##### THE INPUT

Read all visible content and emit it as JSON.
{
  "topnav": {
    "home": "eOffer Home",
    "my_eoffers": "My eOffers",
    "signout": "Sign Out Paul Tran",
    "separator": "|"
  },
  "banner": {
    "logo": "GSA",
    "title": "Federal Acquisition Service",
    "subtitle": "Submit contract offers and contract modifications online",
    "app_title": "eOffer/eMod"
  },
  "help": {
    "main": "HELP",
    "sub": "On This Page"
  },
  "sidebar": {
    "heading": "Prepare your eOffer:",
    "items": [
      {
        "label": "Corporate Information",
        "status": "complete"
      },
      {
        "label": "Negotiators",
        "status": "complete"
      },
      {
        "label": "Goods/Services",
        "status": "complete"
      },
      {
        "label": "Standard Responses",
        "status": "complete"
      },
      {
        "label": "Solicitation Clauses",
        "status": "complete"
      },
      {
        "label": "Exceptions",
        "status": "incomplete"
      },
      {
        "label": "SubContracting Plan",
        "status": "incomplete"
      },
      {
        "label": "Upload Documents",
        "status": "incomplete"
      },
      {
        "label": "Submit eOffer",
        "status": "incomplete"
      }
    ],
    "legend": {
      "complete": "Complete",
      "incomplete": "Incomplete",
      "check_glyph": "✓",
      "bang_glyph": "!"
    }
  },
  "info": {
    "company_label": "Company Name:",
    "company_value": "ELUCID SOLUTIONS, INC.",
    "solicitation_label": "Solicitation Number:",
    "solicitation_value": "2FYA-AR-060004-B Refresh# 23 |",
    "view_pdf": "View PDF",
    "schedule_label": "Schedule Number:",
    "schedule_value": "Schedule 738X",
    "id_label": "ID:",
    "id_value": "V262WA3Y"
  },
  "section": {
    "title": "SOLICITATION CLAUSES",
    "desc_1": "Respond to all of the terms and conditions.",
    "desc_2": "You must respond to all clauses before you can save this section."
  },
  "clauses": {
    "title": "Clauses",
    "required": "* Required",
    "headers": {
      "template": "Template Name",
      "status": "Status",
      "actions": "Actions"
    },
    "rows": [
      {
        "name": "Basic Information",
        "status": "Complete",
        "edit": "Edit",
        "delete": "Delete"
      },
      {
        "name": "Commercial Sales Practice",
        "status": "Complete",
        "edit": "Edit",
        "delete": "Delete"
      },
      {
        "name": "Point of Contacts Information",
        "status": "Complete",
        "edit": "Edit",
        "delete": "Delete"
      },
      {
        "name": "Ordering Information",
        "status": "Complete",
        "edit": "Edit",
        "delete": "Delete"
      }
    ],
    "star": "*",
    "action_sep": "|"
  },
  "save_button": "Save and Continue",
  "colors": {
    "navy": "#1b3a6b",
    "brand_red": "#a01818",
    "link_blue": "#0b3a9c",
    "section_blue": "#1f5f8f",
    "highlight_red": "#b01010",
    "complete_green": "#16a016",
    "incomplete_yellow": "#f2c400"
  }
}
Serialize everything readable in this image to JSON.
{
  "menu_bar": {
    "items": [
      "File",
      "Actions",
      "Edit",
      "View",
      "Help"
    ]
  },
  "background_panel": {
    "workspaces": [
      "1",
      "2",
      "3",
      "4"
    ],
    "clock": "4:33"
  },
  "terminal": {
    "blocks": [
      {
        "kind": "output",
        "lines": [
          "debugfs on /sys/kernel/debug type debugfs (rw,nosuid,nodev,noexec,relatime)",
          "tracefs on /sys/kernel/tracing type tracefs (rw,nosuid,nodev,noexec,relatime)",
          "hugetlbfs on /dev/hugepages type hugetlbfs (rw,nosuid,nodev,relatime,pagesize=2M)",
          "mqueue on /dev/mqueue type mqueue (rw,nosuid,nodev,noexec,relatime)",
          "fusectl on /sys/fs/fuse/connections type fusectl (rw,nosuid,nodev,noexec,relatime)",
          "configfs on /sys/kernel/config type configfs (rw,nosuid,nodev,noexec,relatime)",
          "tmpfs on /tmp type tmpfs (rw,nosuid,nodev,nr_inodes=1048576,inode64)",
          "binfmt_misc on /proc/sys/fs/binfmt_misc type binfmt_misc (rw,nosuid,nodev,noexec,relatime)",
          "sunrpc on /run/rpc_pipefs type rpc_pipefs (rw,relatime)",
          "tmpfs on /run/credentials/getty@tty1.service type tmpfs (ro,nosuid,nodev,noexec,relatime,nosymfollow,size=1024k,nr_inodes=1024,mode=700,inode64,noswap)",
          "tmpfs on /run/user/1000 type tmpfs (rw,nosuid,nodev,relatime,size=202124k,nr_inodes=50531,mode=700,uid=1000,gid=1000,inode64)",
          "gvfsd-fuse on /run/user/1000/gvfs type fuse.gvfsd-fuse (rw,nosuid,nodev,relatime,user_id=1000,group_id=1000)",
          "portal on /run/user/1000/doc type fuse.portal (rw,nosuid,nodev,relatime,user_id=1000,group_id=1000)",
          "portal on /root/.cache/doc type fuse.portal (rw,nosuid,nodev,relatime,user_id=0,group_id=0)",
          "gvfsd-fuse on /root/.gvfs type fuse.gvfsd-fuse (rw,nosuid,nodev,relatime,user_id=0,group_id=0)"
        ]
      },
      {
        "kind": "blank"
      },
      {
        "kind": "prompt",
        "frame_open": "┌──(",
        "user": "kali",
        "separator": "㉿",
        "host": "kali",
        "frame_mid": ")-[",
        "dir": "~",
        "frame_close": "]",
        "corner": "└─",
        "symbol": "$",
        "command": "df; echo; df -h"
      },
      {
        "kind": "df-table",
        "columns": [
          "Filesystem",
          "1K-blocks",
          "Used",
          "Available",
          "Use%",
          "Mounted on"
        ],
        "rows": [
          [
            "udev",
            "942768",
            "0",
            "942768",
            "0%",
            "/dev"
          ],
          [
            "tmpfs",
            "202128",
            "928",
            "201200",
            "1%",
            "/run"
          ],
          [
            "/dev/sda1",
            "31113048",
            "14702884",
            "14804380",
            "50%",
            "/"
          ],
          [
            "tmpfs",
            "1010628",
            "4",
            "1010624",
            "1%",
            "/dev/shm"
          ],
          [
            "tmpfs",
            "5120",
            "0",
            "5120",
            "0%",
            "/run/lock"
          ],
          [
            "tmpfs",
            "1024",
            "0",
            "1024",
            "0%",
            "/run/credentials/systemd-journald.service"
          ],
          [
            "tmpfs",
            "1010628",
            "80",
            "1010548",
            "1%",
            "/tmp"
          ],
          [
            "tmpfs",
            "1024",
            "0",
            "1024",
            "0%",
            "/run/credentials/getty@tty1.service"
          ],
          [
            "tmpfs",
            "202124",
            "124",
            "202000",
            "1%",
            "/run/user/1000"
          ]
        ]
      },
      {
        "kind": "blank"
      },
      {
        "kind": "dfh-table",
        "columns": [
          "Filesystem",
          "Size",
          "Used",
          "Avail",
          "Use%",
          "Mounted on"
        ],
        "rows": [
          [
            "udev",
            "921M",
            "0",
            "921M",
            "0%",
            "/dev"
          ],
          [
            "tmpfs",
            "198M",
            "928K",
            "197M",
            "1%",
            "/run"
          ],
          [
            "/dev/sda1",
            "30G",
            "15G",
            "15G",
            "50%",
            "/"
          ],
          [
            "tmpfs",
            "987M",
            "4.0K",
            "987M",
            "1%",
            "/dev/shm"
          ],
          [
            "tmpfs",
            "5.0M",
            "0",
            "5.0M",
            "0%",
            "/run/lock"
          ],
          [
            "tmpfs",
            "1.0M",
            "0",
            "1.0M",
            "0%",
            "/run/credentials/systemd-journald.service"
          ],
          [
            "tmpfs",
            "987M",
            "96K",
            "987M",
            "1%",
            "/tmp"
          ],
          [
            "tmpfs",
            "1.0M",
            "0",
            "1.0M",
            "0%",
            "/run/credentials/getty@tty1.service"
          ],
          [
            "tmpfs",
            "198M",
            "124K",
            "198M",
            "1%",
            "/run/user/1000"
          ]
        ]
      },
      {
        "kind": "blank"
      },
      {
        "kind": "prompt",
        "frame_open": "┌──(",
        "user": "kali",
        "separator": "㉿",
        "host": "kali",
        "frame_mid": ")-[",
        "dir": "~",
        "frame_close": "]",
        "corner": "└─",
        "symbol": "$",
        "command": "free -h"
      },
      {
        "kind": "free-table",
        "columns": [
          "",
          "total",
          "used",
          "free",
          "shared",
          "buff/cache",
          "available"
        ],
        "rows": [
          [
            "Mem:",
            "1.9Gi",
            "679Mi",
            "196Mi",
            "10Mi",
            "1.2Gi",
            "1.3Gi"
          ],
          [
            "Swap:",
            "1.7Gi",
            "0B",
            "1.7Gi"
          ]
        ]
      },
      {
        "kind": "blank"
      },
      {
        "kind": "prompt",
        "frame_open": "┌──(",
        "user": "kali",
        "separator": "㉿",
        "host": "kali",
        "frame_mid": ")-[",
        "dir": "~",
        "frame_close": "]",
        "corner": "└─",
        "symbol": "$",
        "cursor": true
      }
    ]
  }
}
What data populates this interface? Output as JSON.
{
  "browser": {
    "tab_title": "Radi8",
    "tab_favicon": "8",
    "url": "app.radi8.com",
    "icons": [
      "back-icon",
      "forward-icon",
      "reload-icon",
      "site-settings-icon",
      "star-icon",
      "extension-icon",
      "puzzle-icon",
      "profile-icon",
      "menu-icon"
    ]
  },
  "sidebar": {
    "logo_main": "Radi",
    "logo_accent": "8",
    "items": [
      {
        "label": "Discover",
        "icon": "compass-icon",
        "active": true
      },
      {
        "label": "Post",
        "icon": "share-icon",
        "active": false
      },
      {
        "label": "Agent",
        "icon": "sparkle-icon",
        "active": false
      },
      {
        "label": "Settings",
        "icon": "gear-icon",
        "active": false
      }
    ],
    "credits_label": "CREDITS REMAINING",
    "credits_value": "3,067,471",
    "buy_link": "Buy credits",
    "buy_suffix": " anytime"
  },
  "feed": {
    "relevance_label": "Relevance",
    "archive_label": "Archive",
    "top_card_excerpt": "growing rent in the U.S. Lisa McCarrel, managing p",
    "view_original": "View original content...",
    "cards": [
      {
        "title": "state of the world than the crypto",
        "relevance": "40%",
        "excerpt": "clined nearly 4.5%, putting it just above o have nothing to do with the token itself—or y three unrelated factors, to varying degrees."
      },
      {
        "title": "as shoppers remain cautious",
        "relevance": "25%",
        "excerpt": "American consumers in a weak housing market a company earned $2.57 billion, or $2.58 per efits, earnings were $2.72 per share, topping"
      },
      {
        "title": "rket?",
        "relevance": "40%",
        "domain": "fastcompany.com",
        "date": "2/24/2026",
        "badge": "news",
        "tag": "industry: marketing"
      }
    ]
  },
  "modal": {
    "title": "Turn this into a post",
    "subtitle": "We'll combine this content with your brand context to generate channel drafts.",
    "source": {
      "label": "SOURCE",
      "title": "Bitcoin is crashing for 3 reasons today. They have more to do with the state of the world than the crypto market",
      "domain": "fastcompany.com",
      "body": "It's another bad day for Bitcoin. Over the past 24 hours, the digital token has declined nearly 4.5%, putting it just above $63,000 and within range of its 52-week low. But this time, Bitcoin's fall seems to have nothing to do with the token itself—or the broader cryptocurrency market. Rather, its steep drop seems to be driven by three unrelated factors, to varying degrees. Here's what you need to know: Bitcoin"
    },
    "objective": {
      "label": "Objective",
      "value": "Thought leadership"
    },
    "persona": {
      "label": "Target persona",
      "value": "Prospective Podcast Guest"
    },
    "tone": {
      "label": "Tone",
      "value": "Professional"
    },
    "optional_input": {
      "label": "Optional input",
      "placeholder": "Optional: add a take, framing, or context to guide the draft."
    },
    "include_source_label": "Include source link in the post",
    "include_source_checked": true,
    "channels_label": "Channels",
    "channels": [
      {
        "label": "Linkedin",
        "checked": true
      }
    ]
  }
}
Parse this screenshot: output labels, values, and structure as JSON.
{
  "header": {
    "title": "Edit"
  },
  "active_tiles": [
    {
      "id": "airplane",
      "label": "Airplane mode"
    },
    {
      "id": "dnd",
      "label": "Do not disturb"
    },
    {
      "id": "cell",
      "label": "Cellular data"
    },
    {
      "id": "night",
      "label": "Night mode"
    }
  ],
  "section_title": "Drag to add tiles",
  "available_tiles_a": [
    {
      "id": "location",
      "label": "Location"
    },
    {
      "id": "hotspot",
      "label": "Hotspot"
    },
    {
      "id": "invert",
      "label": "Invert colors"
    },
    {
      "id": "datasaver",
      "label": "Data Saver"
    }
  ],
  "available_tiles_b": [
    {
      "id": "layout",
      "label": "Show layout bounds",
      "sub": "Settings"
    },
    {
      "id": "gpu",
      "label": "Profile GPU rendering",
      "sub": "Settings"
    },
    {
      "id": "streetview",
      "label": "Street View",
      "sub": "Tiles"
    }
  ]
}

##########

**SET PROBLEM:**
Above are lines of data; state how many of them contain the word "fastcompany", with no other output.

**SOLUTION FOR THIS EXERCISE:**
2